Extracted data entries:

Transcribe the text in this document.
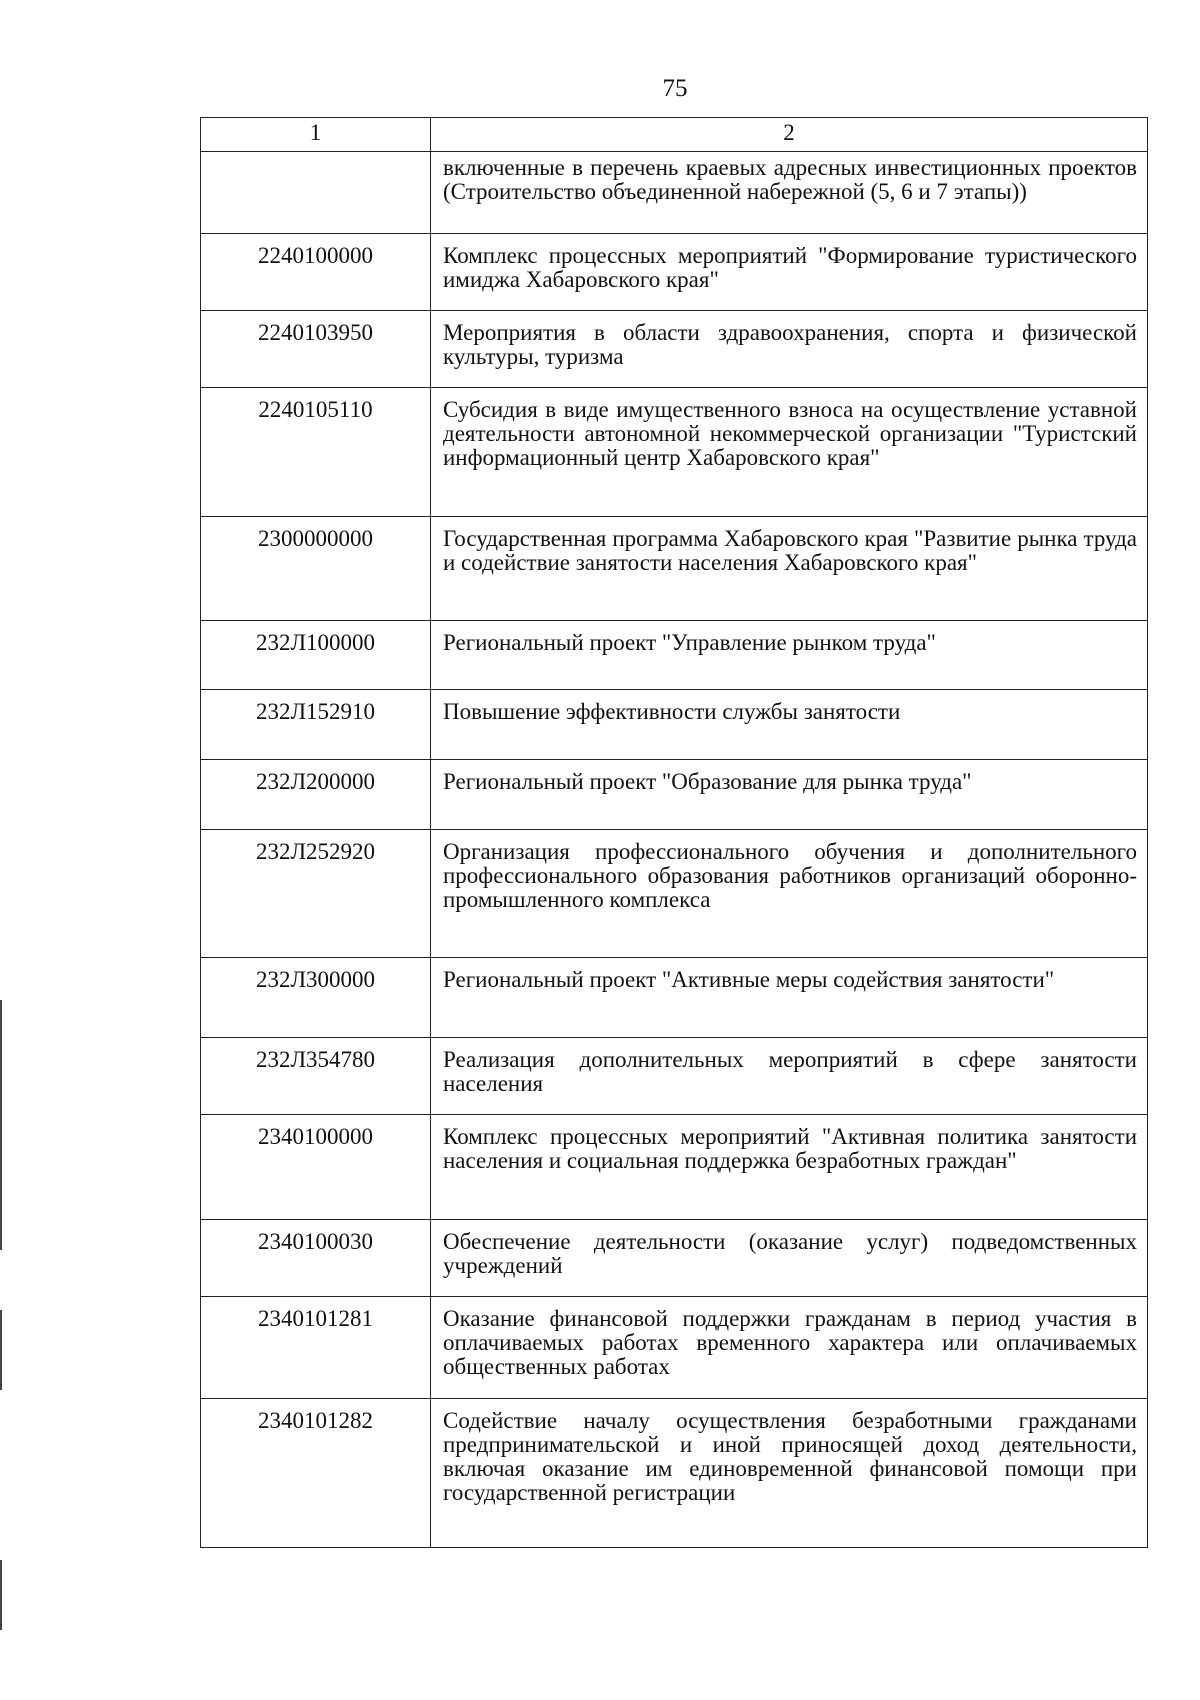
75
1	2
	включенные в перечень краевых адресных инвестиционных проектов (Строительство объединенной набережной (5, 6 и 7 этапы))
2240100000	Комплекс процессных мероприятий "Формирование туристического имиджа Хабаровского края"
2240103950	Мероприятия в области здравоохранения, спорта и физической культуры, туризма
2240105110	Субсидия в виде имущественного взноса на осуществление уставной деятельности автономной некоммерческой организации "Туристский информационный центр Хабаровского края"
2300000000	Государственная программа Хабаровского края "Развитие рынка труда и содействие занятости населения Хабаровского края"
232Л100000	Региональный проект "Управление рынком труда"
232Л152910	Повышение эффективности службы занятости
232Л200000	Региональный проект "Образование для рынка труда"
232Л252920	Организация профессионального обучения и дополнительного профессионального образования работников организаций оборонно-промышленного комплекса
232Л300000	Региональный проект "Активные меры содействия занятости"
232Л354780	Реализация дополнительных мероприятий в сфере занятости населения
2340100000	Комплекс процессных мероприятий "Активная политика занятости населения и социальная поддержка безработных граждан"
2340100030	Обеспечение деятельности (оказание услуг) подведомственных учреждений
2340101281	Оказание финансовой поддержки гражданам в период участия в оплачиваемых работах временного характера или оплачиваемых общественных работах
2340101282	Содействие началу осуществления безработными гражданами предпринимательской и иной приносящей доход деятельности, включая оказание им единовременной финансовой помощи при государственной регистрации
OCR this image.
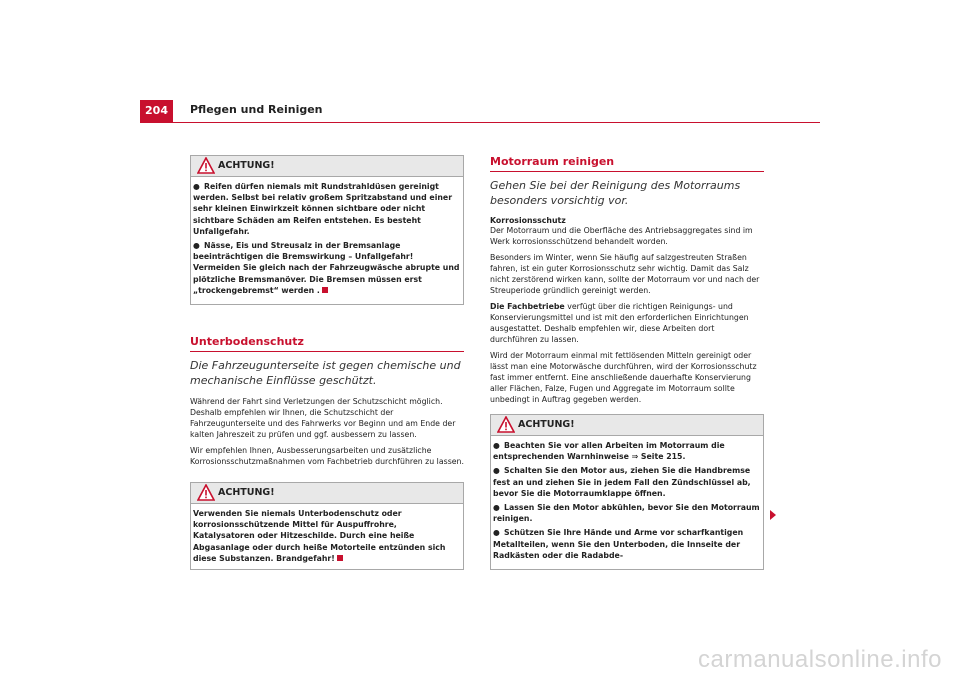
204	Pflegen und Reinigen
ACHTUNG!
● Reifen dürfen niemals mit Rundstrahldüsen gereinigt werden. Selbst bei relativ großem Spritzabstand und einer sehr kleinen Einwirkzeit können sichtbare oder nicht sichtbare Schäden am Reifen entstehen. Es besteht Unfallgefahr.
● Nässe, Eis und Streusalz in der Bremsanlage beeinträchtigen die Bremswirkung – Unfallgefahr! Vermeiden Sie gleich nach der Fahrzeugwäsche abrupte und plötzliche Bremsmanöver. Die Bremsen müssen erst „trockengebremst“ werden .
Unterbodenschutz
Die Fahrzeugunterseite ist gegen chemische und mechanische Einflüsse geschützt.

Während der Fahrt sind Verletzungen der Schutzschicht möglich. Deshalb empfehlen wir Ihnen, die Schutzschicht der Fahrzeugunterseite und des Fahrwerks vor Beginn und am Ende der kalten Jahreszeit zu prüfen und ggf. ausbessern zu lassen.

Wir empfehlen Ihnen, Ausbesserungsarbeiten und zusätzliche Korrosionsschutzmaßnahmen vom Fachbetrieb durchführen zu lassen.

ACHTUNG!
Verwenden Sie niemals Unterbodenschutz oder korrosionsschützende Mittel für Auspuffrohre, Katalysatoren oder Hitzeschilde. Durch eine heiße Abgasanlage oder durch heiße Motorteile entzünden sich diese Substanzen. Brandgefahr!
Motorraum reinigen
Gehen Sie bei der Reinigung des Motorraums besonders vorsichtig vor.
Korrosionsschutz

Der Motorraum und die Oberfläche des Antriebsaggregates sind im Werk korrosionsschützend behandelt worden.

Besonders im Winter, wenn Sie häufig auf salzgestreuten Straßen fahren, ist ein guter Korrosionsschutz sehr wichtig. Damit das Salz nicht zerstörend wirken kann, sollte der Motorraum vor und nach der Streuperiode gründlich gereinigt werden.

Die Fachbetriebe verfügt über die richtigen Reinigungs- und Konservierungsmittel und ist mit den erforderlichen Einrichtungen ausgestattet. Deshalb empfehlen wir, diese Arbeiten dort durchführen zu lassen.

Wird der Motorraum einmal mit fettlösenden Mitteln gereinigt oder lässt man eine Motorwäsche durchführen, wird der Korrosionsschutz fast immer entfernt. Eine anschließende dauerhafte Konservierung aller Flächen, Falze, Fugen und Aggregate im Motorraum sollte unbedingt in Auftrag gegeben werden.

ACHTUNG!
● Beachten Sie vor allen Arbeiten im Motorraum die entsprechenden Warnhinweise ⇒ Seite 215.
● Schalten Sie den Motor aus, ziehen Sie die Handbremse fest an und ziehen Sie in jedem Fall den Zündschlüssel ab, bevor Sie die Motorraumklappe öffnen.
● Lassen Sie den Motor abkühlen, bevor Sie den Motorraum reinigen.
● Schützen Sie Ihre Hände und Arme vor scharfkantigen Metallteilen, wenn Sie den Unterboden, die Innseite der Radkästen oder die Radabde-
carmanualsonline.info
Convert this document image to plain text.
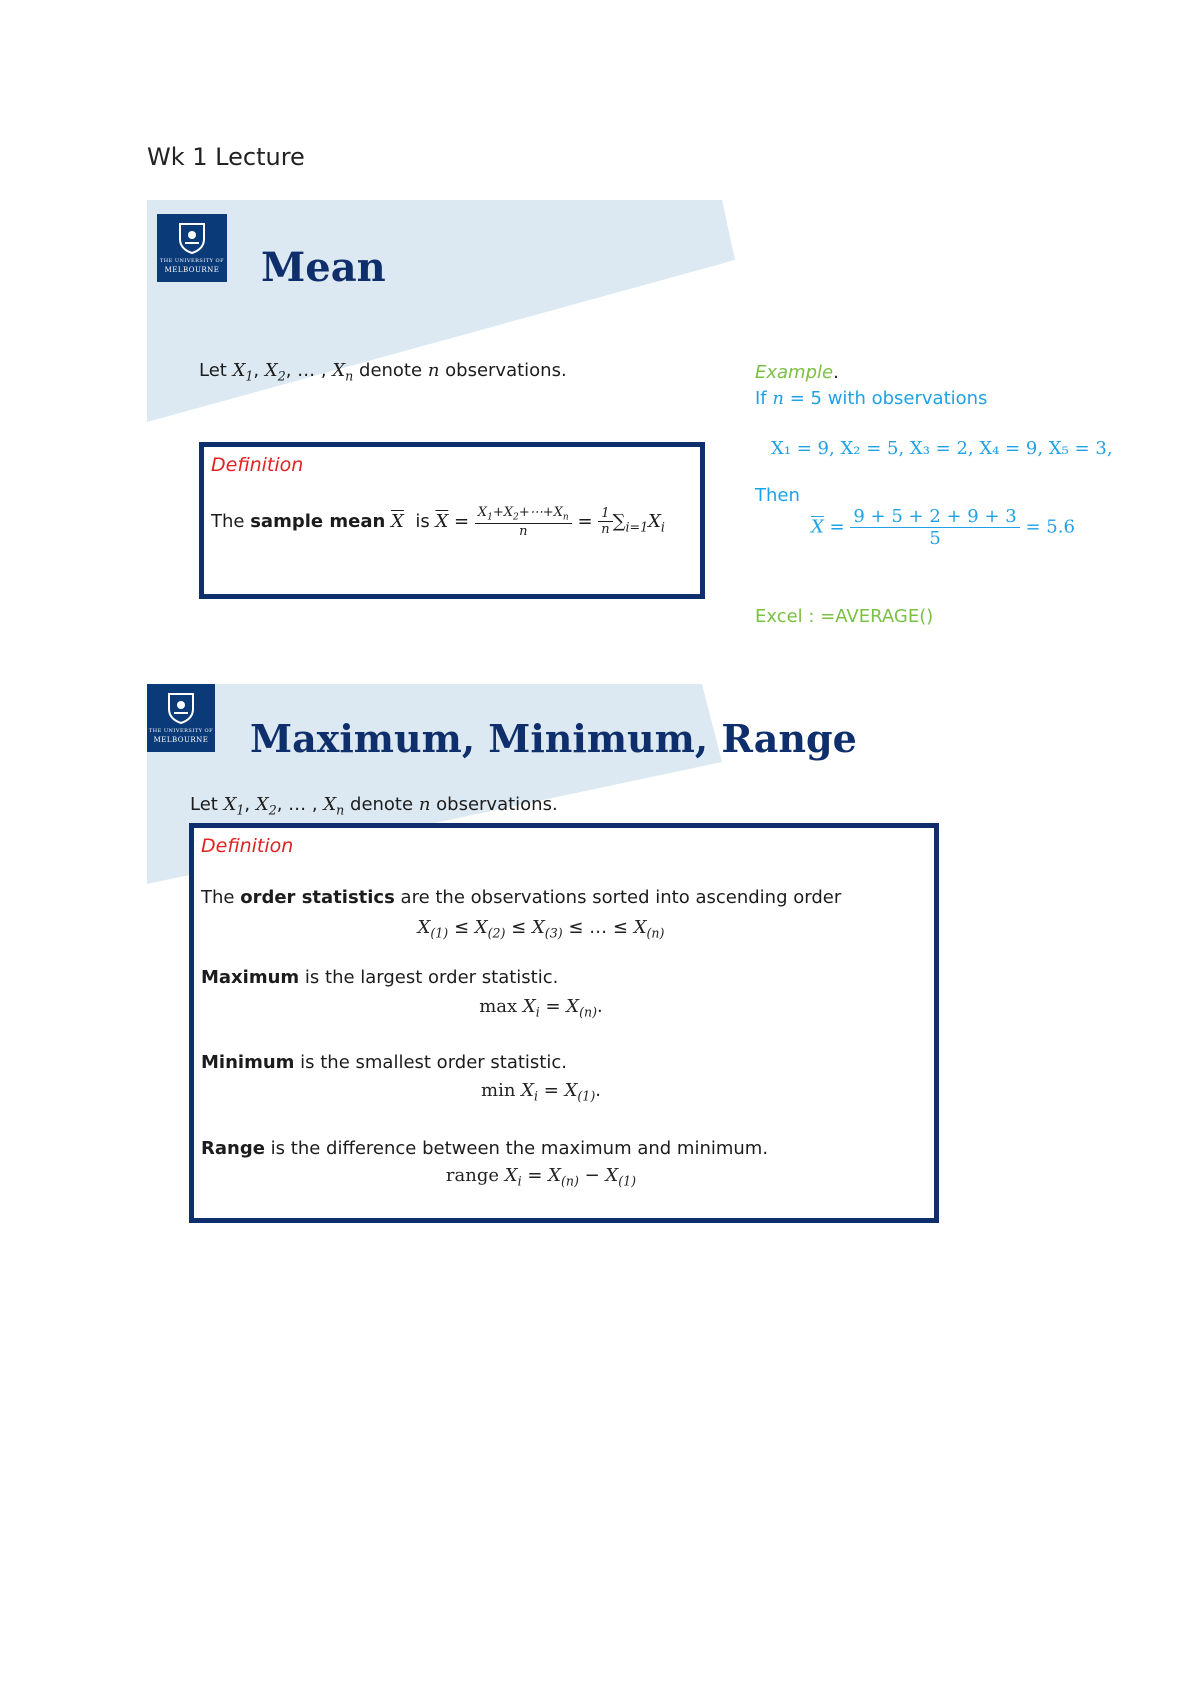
Wk 1 Lecture
THE UNIVERSITY OF
MELBOURNE Mean
Let $X_1$, $X_2$, … , $X_n$ denote n observations.
Definition
The sample mean $\overline{X}$ is $\overline{X} = \frac{X_1+X_2+\cdots+X_n}{n} = \frac{1}{n} \sum_{i=1}X_i$
Example.
If n = 5 with observations
X₁ = 9, X₂ = 5, X₃ = 2, X₄ = 9, X₅ = 3,
Then
$\overline{X} = \frac{9 + 5 + 2 + 9 + 3}{5} = 5.6$
Excel : =AVERAGE()
THE UNIVERSITY OF
MELBOURNE Maximum, Minimum, Range
Let $X_1$, $X_2$, … , $X_n$ denote n observations.
Definition
The order statistics are the observations sorted into ascending order
$X_{(1)} \le X_{(2)} \le X_{(3)}$ ≤ … ≤ $X_{(n)}$
Maximum is the largest order statistic.
$\max X_i = X_{(n)}$.
Minimum is the smallest order statistic.
$\min X_i = X_{(1)}$.
Range is the difference between the maximum and minimum.
range $X_i = X_{(n)} - X_{(1)}$
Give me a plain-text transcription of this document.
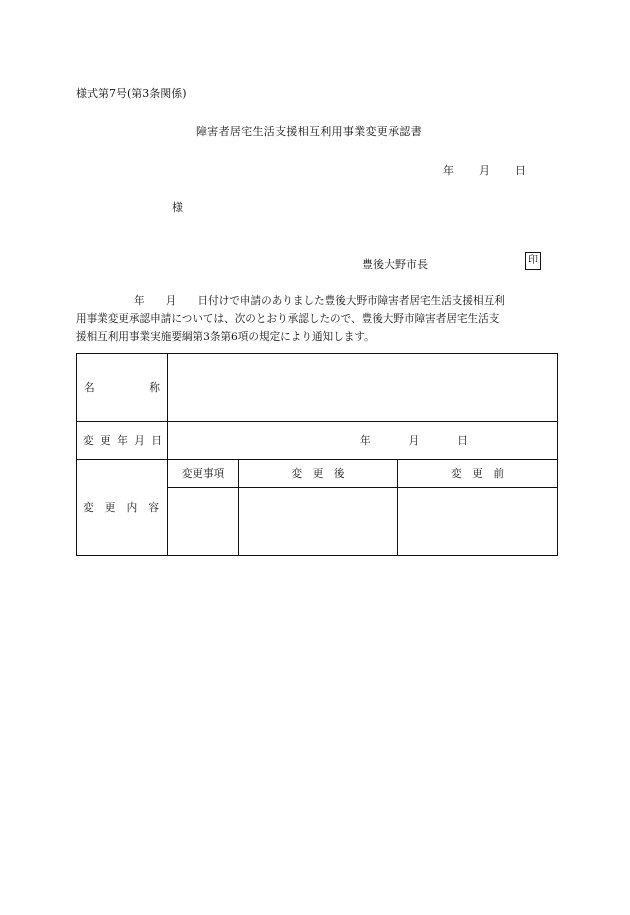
様式第7号(第3条関係)
障害者居宅生活支援相互利用事業変更承認書
年 月 日
様
豊後大野市長	印
年　　月　　日付けで申請のありました豊後大野市障害者居宅生活支援相互利
用事業変更承認申請については、次のとおり承認したので、豊後大野市障害者居宅生活支
援相互利用事業実施要綱第3条第6項の規定により通知します。
名 称			

変 更 年 月 日	年 月 日		

変 更 内 容	変更事項	変　更　後	変　更　前
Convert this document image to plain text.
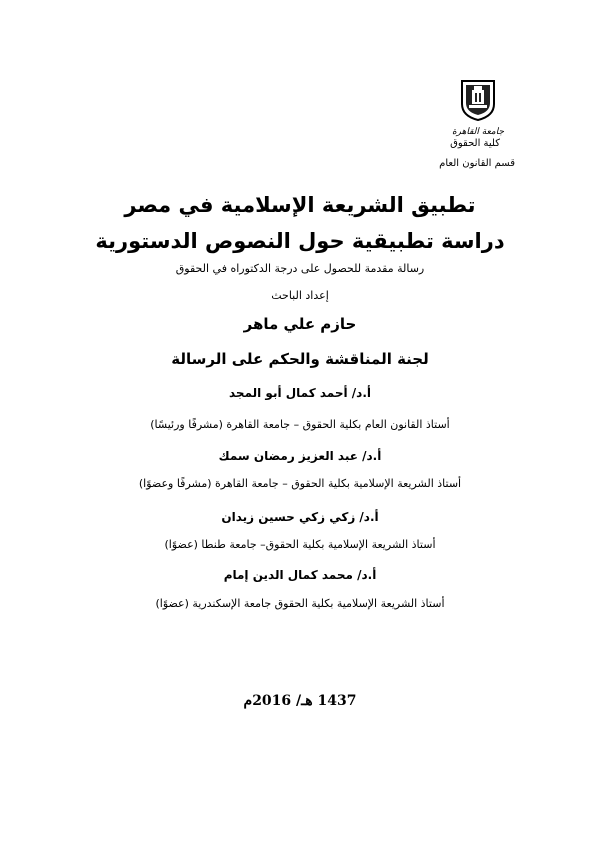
جامعة القاهرة
كلية الحقوق
قسم القانون العام
تطبيق الشريعة الإسلامية في مصر
دراسة تطبيقية حول النصوص الدستورية
رسالة مقدمة للحصول على درجة الدكتوراه في الحقوق
إعداد الباحث
حازم علي ماهر
لجنة المناقشة والحكم على الرسالة
أ.د/ أحمد كمال أبو المجد
أستاذ القانون العام بكلية الحقوق – جامعة القاهرة (مشرفًا ورئيسًا)
أ.د/ عبد العزيز رمضان سمك
أستاذ الشريعة الإسلامية بكلية الحقوق – جامعة القاهرة (مشرفًا وعضوًا)
أ.د/ زكي زكي حسين زيدان
أستاذ الشريعة الإسلامية بكلية الحقوق– جامعة طنطا (عضوًا)
أ.د/ محمد كمال الدين إمام
أستاذ الشريعة الإسلامية بكلية الحقوق جامعة الإسكندرية (عضوًا)
1437 هـ/ 2016م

**Task objective**
Quote the material exactly. Pictures stay out.

**Exercise response**
Transcribe the text in this document.
75
1	2
	включенные в перечень краевых адресных инвестиционных проектов (Строительство объединенной набережной (5, 6 и 7 этапы))
2240100000	Комплекс процессных мероприятий "Формирование туристического имиджа Хабаровского края"
2240103950	Мероприятия в области здравоохранения, спорта и физической культуры, туризма
2240105110	Субсидия в виде имущественного взноса на осуществление уставной деятельности автономной некоммерческой организации "Туристский информационный центр Хабаровского края"
2300000000	Государственная программа Хабаровского края "Развитие рынка труда и содействие занятости населения Хабаровского края"
232Л100000	Региональный проект "Управление рынком труда"
232Л152910	Повышение эффективности службы занятости
232Л200000	Региональный проект "Образование для рынка труда"
232Л252920	Организация профессионального обучения и дополнительного профессионального образования работников организаций оборонно-промышленного комплекса
232Л300000	Региональный проект "Активные меры содействия занятости"
232Л354780	Реализация дополнительных мероприятий в сфере занятости населения
2340100000	Комплекс процессных мероприятий "Активная политика занятости населения и социальная поддержка безработных граждан"
2340100030	Обеспечение деятельности (оказание услуг) подведомственных учреждений
2340101281	Оказание финансовой поддержки гражданам в период участия в оплачиваемых работах временного характера или оплачиваемых общественных работах
2340101282	Содействие началу осуществления безработными гражданами предпринимательской и иной приносящей доход деятельности, включая оказание им единовременной финансовой помощи при государственной регистрации
OCR this image.
204	Pflegen und Reinigen
ACHTUNG!
● Reifen dürfen niemals mit Rundstrahldüsen gereinigt werden. Selbst bei relativ großem Spritzabstand und einer sehr kleinen Einwirkzeit können sichtbare oder nicht sichtbare Schäden am Reifen entstehen. Es besteht Unfallgefahr.
● Nässe, Eis und Streusalz in der Bremsanlage beeinträchtigen die Bremswirkung – Unfallgefahr! Vermeiden Sie gleich nach der Fahrzeugwäsche abrupte und plötzliche Bremsmanöver. Die Bremsen müssen erst „trockengebremst“ werden .
Unterbodenschutz
Die Fahrzeugunterseite ist gegen chemische und mechanische Einflüsse geschützt.

Während der Fahrt sind Verletzungen der Schutzschicht möglich. Deshalb empfehlen wir Ihnen, die Schutzschicht der Fahrzeugunterseite und des Fahrwerks vor Beginn und am Ende der kalten Jahreszeit zu prüfen und ggf. ausbessern zu lassen.

Wir empfehlen Ihnen, Ausbesserungsarbeiten und zusätzliche Korrosionsschutzmaßnahmen vom Fachbetrieb durchführen zu lassen.

ACHTUNG!
Verwenden Sie niemals Unterbodenschutz oder korrosionsschützende Mittel für Auspuffrohre, Katalysatoren oder Hitzeschilde. Durch eine heiße Abgasanlage oder durch heiße Motorteile entzünden sich diese Substanzen. Brandgefahr!
Motorraum reinigen
Gehen Sie bei der Reinigung des Motorraums besonders vorsichtig vor.
Korrosionsschutz

Der Motorraum und die Oberfläche des Antriebsaggregates sind im Werk korrosionsschützend behandelt worden.

Besonders im Winter, wenn Sie häufig auf salzgestreuten Straßen fahren, ist ein guter Korrosionsschutz sehr wichtig. Damit das Salz nicht zerstörend wirken kann, sollte der Motorraum vor und nach der Streuperiode gründlich gereinigt werden.

Die Fachbetriebe verfügt über die richtigen Reinigungs- und Konservierungsmittel und ist mit den erforderlichen Einrichtungen ausgestattet. Deshalb empfehlen wir, diese Arbeiten dort durchführen zu lassen.

Wird der Motorraum einmal mit fettlösenden Mitteln gereinigt oder lässt man eine Motorwäsche durchführen, wird der Korrosionsschutz fast immer entfernt. Eine anschließende dauerhafte Konservierung aller Flächen, Falze, Fugen und Aggregate im Motorraum sollte unbedingt in Auftrag gegeben werden.

ACHTUNG!
● Beachten Sie vor allen Arbeiten im Motorraum die entsprechenden Warnhinweise ⇒ Seite 215.
● Schalten Sie den Motor aus, ziehen Sie die Handbremse fest an und ziehen Sie in jedem Fall den Zündschlüssel ab, bevor Sie die Motorraumklappe öffnen.
● Lassen Sie den Motor abkühlen, bevor Sie den Motorraum reinigen.
● Schützen Sie Ihre Hände und Arme vor scharfkantigen Metallteilen, wenn Sie den Unterboden, die Innseite der Radkästen oder die Radabde-
carmanualsonline.info
Convert this document image to plain text.
Wk 1 Lecture
THE UNIVERSITY OF
MELBOURNE Mean
Let $X_1$, $X_2$, … , $X_n$ denote n observations.
Definition
The sample mean $\overline{X}$ is $\overline{X} = \frac{X_1+X_2+\cdots+X_n}{n} = \frac{1}{n} \sum_{i=1}X_i$
Example.
If n = 5 with observations
X₁ = 9, X₂ = 5, X₃ = 2, X₄ = 9, X₅ = 3,
Then
$\overline{X} = \frac{9 + 5 + 2 + 9 + 3}{5} = 5.6$
Excel : =AVERAGE()
THE UNIVERSITY OF
MELBOURNE Maximum, Minimum, Range
Let $X_1$, $X_2$, … , $X_n$ denote n observations.
Definition
The order statistics are the observations sorted into ascending order
$X_{(1)} \le X_{(2)} \le X_{(3)}$ ≤ … ≤ $X_{(n)}$
Maximum is the largest order statistic.
$\max X_i = X_{(n)}$.
Minimum is the smallest order statistic.
$\min X_i = X_{(1)}$.
Range is the difference between the maximum and minimum.
range $X_i = X_{(n)} - X_{(1)}$
Give me a plain-text transcription of this document.
様式第7号(第3条関係)
障害者居宅生活支援相互利用事業変更承認書
年 月 日
様
豊後大野市長	印
年　　月　　日付けで申請のありました豊後大野市障害者居宅生活支援相互利
用事業変更承認申請については、次のとおり承認したので、豊後大野市障害者居宅生活支
援相互利用事業実施要綱第3条第6項の規定により通知します。
名 称			

変 更 年 月 日	年 月 日		

変 更 内 容	変更事項	変　更　後	変　更　前
Convert this document image to plain text.
جامعة القاهرة
كلية الحقوق
قسم القانون العام
تطبيق الشريعة الإسلامية في مصر
دراسة تطبيقية حول النصوص الدستورية
رسالة مقدمة للحصول على درجة الدكتوراه في الحقوق
إعداد الباحث
حازم علي ماهر
لجنة المناقشة والحكم على الرسالة
أ.د/ أحمد كمال أبو المجد
أستاذ القانون العام بكلية الحقوق – جامعة القاهرة (مشرفًا ورئيسًا)
أ.د/ عبد العزيز رمضان سمك
أستاذ الشريعة الإسلامية بكلية الحقوق – جامعة القاهرة (مشرفًا وعضوًا)
أ.د/ زكي زكي حسين زيدان
أستاذ الشريعة الإسلامية بكلية الحقوق– جامعة طنطا (عضوًا)
أ.د/ محمد كمال الدين إمام
أستاذ الشريعة الإسلامية بكلية الحقوق جامعة الإسكندرية (عضوًا)
1437 هـ/ 2016م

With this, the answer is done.